Directions for this task:
Return verbatim the stretch of the listing from the line that contains "406, 545, 421]" through the end of the listing, both ends included.
>> start Input data
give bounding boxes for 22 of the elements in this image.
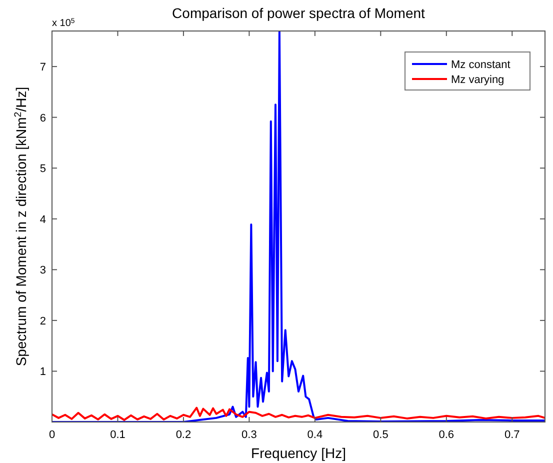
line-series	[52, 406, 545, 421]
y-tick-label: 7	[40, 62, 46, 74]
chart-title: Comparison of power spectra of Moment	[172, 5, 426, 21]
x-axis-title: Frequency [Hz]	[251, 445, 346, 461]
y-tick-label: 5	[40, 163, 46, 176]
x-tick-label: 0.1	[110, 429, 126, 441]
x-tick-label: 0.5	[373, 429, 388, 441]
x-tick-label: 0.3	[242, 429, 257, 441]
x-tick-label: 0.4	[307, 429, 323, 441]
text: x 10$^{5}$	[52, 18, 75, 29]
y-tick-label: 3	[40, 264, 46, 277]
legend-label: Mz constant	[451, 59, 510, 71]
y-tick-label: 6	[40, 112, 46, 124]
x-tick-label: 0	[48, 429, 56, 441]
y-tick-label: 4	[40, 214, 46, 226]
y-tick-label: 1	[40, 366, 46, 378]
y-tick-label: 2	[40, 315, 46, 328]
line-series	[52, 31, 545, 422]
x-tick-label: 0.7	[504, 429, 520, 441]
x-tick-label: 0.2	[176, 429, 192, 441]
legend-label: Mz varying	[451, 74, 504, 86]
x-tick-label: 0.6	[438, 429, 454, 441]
>> end Input data
Finished answer:
line-series	[52, 406, 545, 421]
y-tick-label: 7	[40, 62, 46, 74]
chart-title: Comparison of power spectra of Moment	[172, 5, 426, 21]
x-axis-title: Frequency [Hz]	[251, 445, 346, 461]
y-tick-label: 5	[40, 163, 46, 176]
x-tick-label: 0.1	[110, 429, 126, 441]
x-tick-label: 0.5	[373, 429, 388, 441]
x-tick-label: 0.3	[242, 429, 257, 441]
x-tick-label: 0.4	[307, 429, 323, 441]
text: x 10$^{5}$	[52, 18, 75, 29]
y-tick-label: 3	[40, 264, 46, 277]
legend-label: Mz constant	[451, 59, 510, 71]
y-tick-label: 6	[40, 112, 46, 124]
x-tick-label: 0	[48, 429, 56, 441]
y-tick-label: 4	[40, 214, 46, 226]
y-tick-label: 1	[40, 366, 46, 378]
y-tick-label: 2	[40, 315, 46, 328]
line-series	[52, 31, 545, 422]
x-tick-label: 0.7	[504, 429, 520, 441]
x-tick-label: 0.2	[176, 429, 192, 441]
legend-label: Mz varying	[451, 74, 504, 86]
x-tick-label: 0.6	[438, 429, 454, 441]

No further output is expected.